• EXERCISE AIM: Work out how many lines include "side" and answer with that number only.

• TASK INPUT:
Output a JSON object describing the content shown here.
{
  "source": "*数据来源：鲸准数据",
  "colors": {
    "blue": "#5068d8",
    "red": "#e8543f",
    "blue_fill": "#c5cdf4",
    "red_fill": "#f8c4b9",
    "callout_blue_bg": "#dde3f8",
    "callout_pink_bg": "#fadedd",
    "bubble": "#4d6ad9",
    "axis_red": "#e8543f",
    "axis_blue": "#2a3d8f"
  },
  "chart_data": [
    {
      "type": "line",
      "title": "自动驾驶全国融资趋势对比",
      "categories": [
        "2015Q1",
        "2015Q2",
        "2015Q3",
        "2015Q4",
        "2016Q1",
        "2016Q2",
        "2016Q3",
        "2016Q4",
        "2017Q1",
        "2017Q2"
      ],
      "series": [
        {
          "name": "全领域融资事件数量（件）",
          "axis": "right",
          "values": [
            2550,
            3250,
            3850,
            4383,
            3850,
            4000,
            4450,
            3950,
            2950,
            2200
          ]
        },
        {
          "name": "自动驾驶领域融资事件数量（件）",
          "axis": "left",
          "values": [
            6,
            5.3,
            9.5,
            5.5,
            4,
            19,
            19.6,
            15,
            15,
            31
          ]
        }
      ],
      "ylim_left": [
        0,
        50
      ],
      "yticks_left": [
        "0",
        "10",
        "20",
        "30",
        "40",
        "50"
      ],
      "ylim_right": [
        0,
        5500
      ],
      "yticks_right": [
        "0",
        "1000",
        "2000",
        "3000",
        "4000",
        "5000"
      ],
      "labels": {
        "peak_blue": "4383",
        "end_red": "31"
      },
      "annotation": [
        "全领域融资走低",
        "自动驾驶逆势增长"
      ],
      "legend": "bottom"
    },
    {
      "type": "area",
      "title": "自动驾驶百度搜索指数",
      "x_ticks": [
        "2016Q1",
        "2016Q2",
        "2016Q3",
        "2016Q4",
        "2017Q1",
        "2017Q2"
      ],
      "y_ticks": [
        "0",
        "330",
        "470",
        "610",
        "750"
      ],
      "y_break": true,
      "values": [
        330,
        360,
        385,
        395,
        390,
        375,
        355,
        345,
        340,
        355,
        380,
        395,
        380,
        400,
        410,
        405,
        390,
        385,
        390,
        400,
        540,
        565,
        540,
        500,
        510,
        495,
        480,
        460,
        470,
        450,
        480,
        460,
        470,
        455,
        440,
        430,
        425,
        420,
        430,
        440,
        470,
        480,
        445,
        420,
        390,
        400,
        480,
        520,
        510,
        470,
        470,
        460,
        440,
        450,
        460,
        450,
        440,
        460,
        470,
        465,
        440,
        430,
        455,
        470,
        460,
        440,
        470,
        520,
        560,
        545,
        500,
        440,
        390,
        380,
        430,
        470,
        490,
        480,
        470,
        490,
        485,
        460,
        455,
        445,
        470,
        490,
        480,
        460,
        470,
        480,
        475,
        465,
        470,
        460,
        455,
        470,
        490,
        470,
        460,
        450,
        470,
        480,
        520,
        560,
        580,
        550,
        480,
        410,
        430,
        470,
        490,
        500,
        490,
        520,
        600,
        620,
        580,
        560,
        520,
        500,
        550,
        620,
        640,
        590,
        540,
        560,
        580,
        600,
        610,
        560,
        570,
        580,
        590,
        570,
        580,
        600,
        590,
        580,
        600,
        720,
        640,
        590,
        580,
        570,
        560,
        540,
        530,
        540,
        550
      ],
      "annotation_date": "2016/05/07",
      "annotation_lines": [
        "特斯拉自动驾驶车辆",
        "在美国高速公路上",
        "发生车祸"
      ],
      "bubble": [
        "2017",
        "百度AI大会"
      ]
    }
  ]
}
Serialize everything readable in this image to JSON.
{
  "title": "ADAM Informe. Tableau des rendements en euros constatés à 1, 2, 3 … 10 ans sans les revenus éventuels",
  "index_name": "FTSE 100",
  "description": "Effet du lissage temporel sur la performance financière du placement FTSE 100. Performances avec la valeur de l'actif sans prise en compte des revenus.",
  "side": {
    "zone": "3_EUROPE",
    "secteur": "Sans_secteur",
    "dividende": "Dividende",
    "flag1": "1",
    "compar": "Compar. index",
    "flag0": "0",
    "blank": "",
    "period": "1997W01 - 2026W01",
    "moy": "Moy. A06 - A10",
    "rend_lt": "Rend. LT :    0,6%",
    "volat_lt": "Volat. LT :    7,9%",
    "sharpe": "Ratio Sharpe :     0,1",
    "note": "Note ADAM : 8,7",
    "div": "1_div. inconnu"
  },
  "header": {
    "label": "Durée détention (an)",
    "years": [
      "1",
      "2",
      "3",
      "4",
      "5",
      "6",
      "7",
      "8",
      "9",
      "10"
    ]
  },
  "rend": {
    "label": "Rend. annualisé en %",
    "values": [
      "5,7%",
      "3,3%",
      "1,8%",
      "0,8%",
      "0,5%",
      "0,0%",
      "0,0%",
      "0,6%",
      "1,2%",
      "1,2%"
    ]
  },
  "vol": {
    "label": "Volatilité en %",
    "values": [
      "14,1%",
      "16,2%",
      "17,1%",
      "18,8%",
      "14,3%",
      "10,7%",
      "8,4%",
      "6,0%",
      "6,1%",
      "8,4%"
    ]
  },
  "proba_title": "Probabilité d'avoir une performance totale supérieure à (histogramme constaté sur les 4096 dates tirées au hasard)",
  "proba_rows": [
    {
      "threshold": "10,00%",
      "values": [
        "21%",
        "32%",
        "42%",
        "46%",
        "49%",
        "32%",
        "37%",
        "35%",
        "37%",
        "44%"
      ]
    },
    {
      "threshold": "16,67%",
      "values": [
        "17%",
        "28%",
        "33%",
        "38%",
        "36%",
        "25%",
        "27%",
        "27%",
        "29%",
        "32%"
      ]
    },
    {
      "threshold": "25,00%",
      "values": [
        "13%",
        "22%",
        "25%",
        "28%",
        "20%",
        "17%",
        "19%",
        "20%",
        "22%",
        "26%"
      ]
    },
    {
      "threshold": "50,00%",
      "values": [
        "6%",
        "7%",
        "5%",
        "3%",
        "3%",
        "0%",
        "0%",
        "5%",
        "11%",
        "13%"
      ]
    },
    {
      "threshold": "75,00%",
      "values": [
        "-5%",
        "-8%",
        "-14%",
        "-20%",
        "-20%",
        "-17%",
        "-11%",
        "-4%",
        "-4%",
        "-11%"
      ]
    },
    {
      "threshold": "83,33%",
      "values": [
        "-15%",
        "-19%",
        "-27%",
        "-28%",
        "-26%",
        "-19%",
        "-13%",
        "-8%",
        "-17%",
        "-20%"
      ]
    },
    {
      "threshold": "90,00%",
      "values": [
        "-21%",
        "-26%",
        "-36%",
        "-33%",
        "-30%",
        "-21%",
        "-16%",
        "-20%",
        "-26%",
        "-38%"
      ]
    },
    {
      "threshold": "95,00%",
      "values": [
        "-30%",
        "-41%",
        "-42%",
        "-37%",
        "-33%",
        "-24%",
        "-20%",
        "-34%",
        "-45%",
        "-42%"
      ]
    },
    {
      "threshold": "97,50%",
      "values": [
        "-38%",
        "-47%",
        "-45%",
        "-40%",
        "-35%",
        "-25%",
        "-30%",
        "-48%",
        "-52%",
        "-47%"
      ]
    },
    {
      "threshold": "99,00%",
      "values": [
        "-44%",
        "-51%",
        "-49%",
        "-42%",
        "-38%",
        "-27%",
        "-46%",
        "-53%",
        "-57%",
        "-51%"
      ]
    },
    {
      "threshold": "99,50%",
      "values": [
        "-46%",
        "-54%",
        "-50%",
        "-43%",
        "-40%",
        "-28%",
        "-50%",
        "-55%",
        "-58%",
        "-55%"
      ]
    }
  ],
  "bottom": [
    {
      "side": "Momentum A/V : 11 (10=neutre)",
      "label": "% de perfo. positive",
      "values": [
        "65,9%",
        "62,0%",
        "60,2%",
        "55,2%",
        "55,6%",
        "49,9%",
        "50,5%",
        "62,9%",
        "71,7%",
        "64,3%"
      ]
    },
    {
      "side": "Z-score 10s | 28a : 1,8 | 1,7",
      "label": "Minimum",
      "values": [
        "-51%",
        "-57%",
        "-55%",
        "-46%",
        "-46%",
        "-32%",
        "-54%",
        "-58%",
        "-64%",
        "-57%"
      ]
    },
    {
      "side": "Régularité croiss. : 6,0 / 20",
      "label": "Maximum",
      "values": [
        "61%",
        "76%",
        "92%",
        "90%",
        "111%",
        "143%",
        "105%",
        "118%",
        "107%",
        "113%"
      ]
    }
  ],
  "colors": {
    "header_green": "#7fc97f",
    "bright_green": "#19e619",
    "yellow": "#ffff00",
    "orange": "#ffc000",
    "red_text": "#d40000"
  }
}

• ANSWER BELOW: 4